> **Data section**:
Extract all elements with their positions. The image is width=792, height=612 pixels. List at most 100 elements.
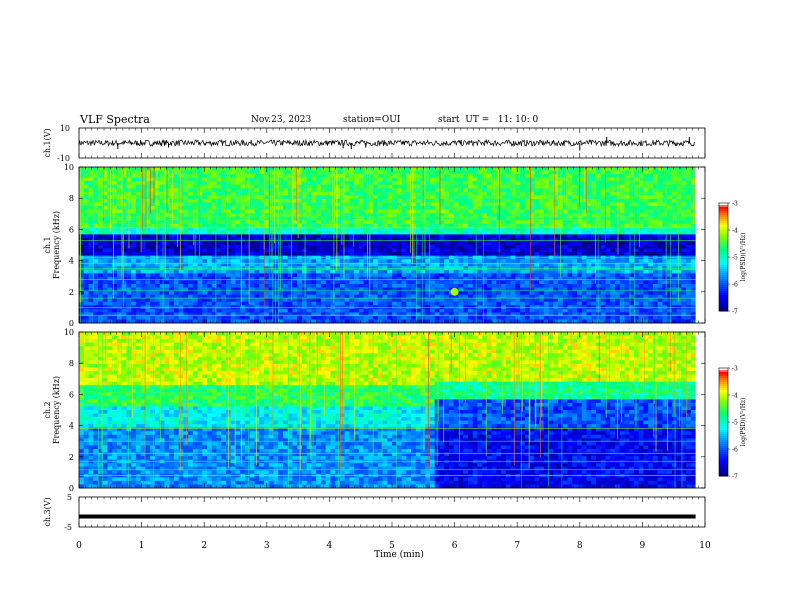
spectrogram-cell bbox=[292, 184, 298, 189]
spectrogram-cell bbox=[591, 167, 597, 171]
spectrogram-cell bbox=[472, 202, 478, 207]
spectrogram-cell bbox=[354, 223, 360, 228]
spectrogram-cell bbox=[263, 308, 270, 313]
spectrogram-cell bbox=[482, 312, 488, 317]
spectrogram-cell bbox=[88, 248, 94, 253]
spectrogram-cell bbox=[363, 191, 369, 196]
spectrogram-cell bbox=[524, 202, 530, 207]
spectrogram-cell bbox=[249, 248, 255, 253]
spectrogram-cell bbox=[467, 269, 474, 274]
spectrogram-cell bbox=[183, 312, 189, 317]
spectrogram-cell bbox=[230, 308, 236, 313]
spectrogram-cell bbox=[278, 291, 284, 296]
spectrogram-cell bbox=[596, 184, 602, 189]
spectrogram-cell bbox=[524, 312, 530, 317]
spectrogram-cell bbox=[406, 298, 412, 303]
spectrogram-cell bbox=[221, 252, 227, 257]
spectrogram-cell bbox=[491, 276, 497, 281]
spectrogram-cell bbox=[112, 284, 118, 288]
spectrogram-cell bbox=[577, 223, 583, 228]
spectrogram-cell bbox=[567, 319, 573, 324]
spectrogram-cell bbox=[216, 291, 222, 296]
spectrogram-cell bbox=[249, 227, 255, 232]
spectrogram-cell bbox=[581, 294, 587, 299]
spectrogram-cell bbox=[306, 298, 312, 303]
spectrogram-cell bbox=[368, 167, 374, 171]
spectrogram-cell bbox=[140, 230, 146, 235]
spectrogram-cell bbox=[287, 227, 293, 232]
spectrogram-cell bbox=[600, 241, 606, 246]
spectrogram-cell bbox=[586, 319, 592, 324]
spectrogram-cell bbox=[273, 273, 279, 278]
spectrogram-cell bbox=[202, 259, 208, 264]
spectrogram-cell bbox=[534, 167, 540, 171]
spectrogram-cell bbox=[610, 319, 616, 324]
spectrogram-cell bbox=[429, 262, 436, 267]
spectrogram-cell bbox=[235, 227, 241, 232]
spectrogram-cell bbox=[249, 181, 255, 186]
spectrogram-cell bbox=[543, 273, 549, 278]
spectrogram-cell bbox=[501, 209, 507, 214]
spectrogram-cell bbox=[79, 319, 85, 324]
spectrogram-cell bbox=[477, 184, 483, 189]
spectrogram-cell bbox=[553, 206, 559, 210]
spectrogram-cell bbox=[501, 170, 507, 175]
spectrogram-cell bbox=[221, 198, 227, 203]
spectrogram-cell bbox=[448, 237, 455, 242]
spectrogram-cell bbox=[287, 319, 293, 324]
spectrogram-cell bbox=[169, 262, 175, 267]
spectrogram-cell bbox=[116, 312, 123, 317]
spectrogram-cell bbox=[297, 280, 303, 285]
spectrogram-cell bbox=[197, 298, 203, 303]
spectrogram-cell bbox=[510, 248, 516, 253]
spectrogram-cell bbox=[112, 241, 118, 246]
spectrogram-cell bbox=[173, 198, 180, 203]
spectrogram-cell bbox=[320, 308, 327, 313]
spectrogram-cell bbox=[121, 262, 127, 267]
spectrogram-cell bbox=[581, 230, 587, 235]
spectrogram-cell bbox=[505, 234, 512, 239]
spectrogram-cell bbox=[140, 170, 146, 175]
spectrogram-cell bbox=[558, 308, 564, 313]
spectrogram-cell bbox=[482, 291, 488, 296]
spectrogram-cell bbox=[306, 291, 312, 296]
spectrogram-cell bbox=[349, 230, 355, 235]
spectrogram-cell bbox=[207, 284, 213, 288]
spectrogram-cell bbox=[382, 237, 388, 242]
spectrogram-cell bbox=[282, 230, 289, 235]
spectrogram-cell bbox=[235, 223, 241, 228]
spectrogram-cell bbox=[230, 262, 236, 267]
spectrogram-cell bbox=[316, 237, 322, 242]
spectrogram-cell bbox=[529, 284, 535, 288]
spectrogram-cell bbox=[235, 319, 241, 324]
spectrogram-cell bbox=[140, 167, 146, 171]
spectrogram-cell bbox=[88, 170, 94, 175]
spectrogram-cell bbox=[382, 174, 388, 179]
spectrogram-cell bbox=[401, 252, 407, 257]
spectrogram-cell bbox=[482, 298, 488, 303]
spectrogram-cell bbox=[543, 237, 549, 242]
spectrogram-cell bbox=[83, 308, 89, 313]
spectrogram-cell bbox=[358, 276, 364, 281]
spectrogram-cell bbox=[83, 184, 89, 189]
spectrogram-cell bbox=[543, 319, 549, 324]
spectrogram-cell bbox=[150, 181, 156, 186]
spectrogram-cell bbox=[420, 220, 426, 225]
spectrogram-cell bbox=[354, 259, 360, 264]
spectrogram-cell bbox=[524, 170, 530, 175]
spectrogram-cell bbox=[259, 287, 265, 292]
spectrogram-cell bbox=[207, 223, 213, 228]
spectrogram-cell bbox=[226, 276, 232, 281]
spectrogram-cell bbox=[154, 294, 161, 299]
spectrogram-cell bbox=[88, 245, 94, 249]
spectrogram-cell bbox=[102, 177, 108, 182]
spectrogram-cell bbox=[131, 167, 137, 171]
spectrogram-cell bbox=[83, 294, 89, 299]
spectrogram-cell bbox=[154, 252, 161, 257]
spectrogram-cell bbox=[505, 177, 512, 182]
spectrogram-cell bbox=[387, 245, 393, 249]
spectrogram-cell bbox=[154, 319, 161, 324]
spectrogram-cell bbox=[543, 315, 549, 320]
spectrogram-cell bbox=[396, 230, 402, 235]
spectrogram-cell bbox=[97, 241, 104, 246]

> **Task details**: Can you copy out the records above line for line, leaving out the picture?

> **Answer to this exercise**:
Extract all elements with their positions. The image is width=792, height=612 pixels. List at most 100 elements.
spectrogram-cell bbox=[292, 184, 298, 189]
spectrogram-cell bbox=[591, 167, 597, 171]
spectrogram-cell bbox=[472, 202, 478, 207]
spectrogram-cell bbox=[354, 223, 360, 228]
spectrogram-cell bbox=[263, 308, 270, 313]
spectrogram-cell bbox=[482, 312, 488, 317]
spectrogram-cell bbox=[88, 248, 94, 253]
spectrogram-cell bbox=[363, 191, 369, 196]
spectrogram-cell bbox=[524, 202, 530, 207]
spectrogram-cell bbox=[249, 248, 255, 253]
spectrogram-cell bbox=[467, 269, 474, 274]
spectrogram-cell bbox=[183, 312, 189, 317]
spectrogram-cell bbox=[230, 308, 236, 313]
spectrogram-cell bbox=[278, 291, 284, 296]
spectrogram-cell bbox=[596, 184, 602, 189]
spectrogram-cell bbox=[524, 312, 530, 317]
spectrogram-cell bbox=[406, 298, 412, 303]
spectrogram-cell bbox=[221, 252, 227, 257]
spectrogram-cell bbox=[491, 276, 497, 281]
spectrogram-cell bbox=[112, 284, 118, 288]
spectrogram-cell bbox=[577, 223, 583, 228]
spectrogram-cell bbox=[567, 319, 573, 324]
spectrogram-cell bbox=[216, 291, 222, 296]
spectrogram-cell bbox=[249, 227, 255, 232]
spectrogram-cell bbox=[581, 294, 587, 299]
spectrogram-cell bbox=[306, 298, 312, 303]
spectrogram-cell bbox=[368, 167, 374, 171]
spectrogram-cell bbox=[140, 230, 146, 235]
spectrogram-cell bbox=[287, 227, 293, 232]
spectrogram-cell bbox=[600, 241, 606, 246]
spectrogram-cell bbox=[586, 319, 592, 324]
spectrogram-cell bbox=[273, 273, 279, 278]
spectrogram-cell bbox=[202, 259, 208, 264]
spectrogram-cell bbox=[534, 167, 540, 171]
spectrogram-cell bbox=[610, 319, 616, 324]
spectrogram-cell bbox=[429, 262, 436, 267]
spectrogram-cell bbox=[235, 227, 241, 232]
spectrogram-cell bbox=[249, 181, 255, 186]
spectrogram-cell bbox=[543, 273, 549, 278]
spectrogram-cell bbox=[501, 209, 507, 214]
spectrogram-cell bbox=[79, 319, 85, 324]
spectrogram-cell bbox=[477, 184, 483, 189]
spectrogram-cell bbox=[553, 206, 559, 210]
spectrogram-cell bbox=[501, 170, 507, 175]
spectrogram-cell bbox=[221, 198, 227, 203]
spectrogram-cell bbox=[448, 237, 455, 242]
spectrogram-cell bbox=[287, 319, 293, 324]
spectrogram-cell bbox=[169, 262, 175, 267]
spectrogram-cell bbox=[116, 312, 123, 317]
spectrogram-cell bbox=[297, 280, 303, 285]
spectrogram-cell bbox=[197, 298, 203, 303]
spectrogram-cell bbox=[510, 248, 516, 253]
spectrogram-cell bbox=[112, 241, 118, 246]
spectrogram-cell bbox=[173, 198, 180, 203]
spectrogram-cell bbox=[320, 308, 327, 313]
spectrogram-cell bbox=[121, 262, 127, 267]
spectrogram-cell bbox=[581, 230, 587, 235]
spectrogram-cell bbox=[505, 234, 512, 239]
spectrogram-cell bbox=[140, 170, 146, 175]
spectrogram-cell bbox=[558, 308, 564, 313]
spectrogram-cell bbox=[482, 291, 488, 296]
spectrogram-cell bbox=[306, 291, 312, 296]
spectrogram-cell bbox=[349, 230, 355, 235]
spectrogram-cell bbox=[207, 284, 213, 288]
spectrogram-cell bbox=[382, 237, 388, 242]
spectrogram-cell bbox=[282, 230, 289, 235]
spectrogram-cell bbox=[235, 223, 241, 228]
spectrogram-cell bbox=[230, 262, 236, 267]
spectrogram-cell bbox=[316, 237, 322, 242]
spectrogram-cell bbox=[529, 284, 535, 288]
spectrogram-cell bbox=[235, 319, 241, 324]
spectrogram-cell bbox=[140, 167, 146, 171]
spectrogram-cell bbox=[88, 170, 94, 175]
spectrogram-cell bbox=[382, 174, 388, 179]
spectrogram-cell bbox=[401, 252, 407, 257]
spectrogram-cell bbox=[482, 298, 488, 303]
spectrogram-cell bbox=[543, 237, 549, 242]
spectrogram-cell bbox=[83, 308, 89, 313]
spectrogram-cell bbox=[358, 276, 364, 281]
spectrogram-cell bbox=[83, 184, 89, 189]
spectrogram-cell bbox=[543, 319, 549, 324]
spectrogram-cell bbox=[150, 181, 156, 186]
spectrogram-cell bbox=[420, 220, 426, 225]
spectrogram-cell bbox=[354, 259, 360, 264]
spectrogram-cell bbox=[524, 170, 530, 175]
spectrogram-cell bbox=[259, 287, 265, 292]
spectrogram-cell bbox=[207, 223, 213, 228]
spectrogram-cell bbox=[226, 276, 232, 281]
spectrogram-cell bbox=[154, 294, 161, 299]
spectrogram-cell bbox=[88, 245, 94, 249]
spectrogram-cell bbox=[102, 177, 108, 182]
spectrogram-cell bbox=[131, 167, 137, 171]
spectrogram-cell bbox=[83, 294, 89, 299]
spectrogram-cell bbox=[154, 252, 161, 257]
spectrogram-cell bbox=[505, 177, 512, 182]
spectrogram-cell bbox=[387, 245, 393, 249]
spectrogram-cell bbox=[154, 319, 161, 324]
spectrogram-cell bbox=[543, 315, 549, 320]
spectrogram-cell bbox=[396, 230, 402, 235]
spectrogram-cell bbox=[97, 241, 104, 246]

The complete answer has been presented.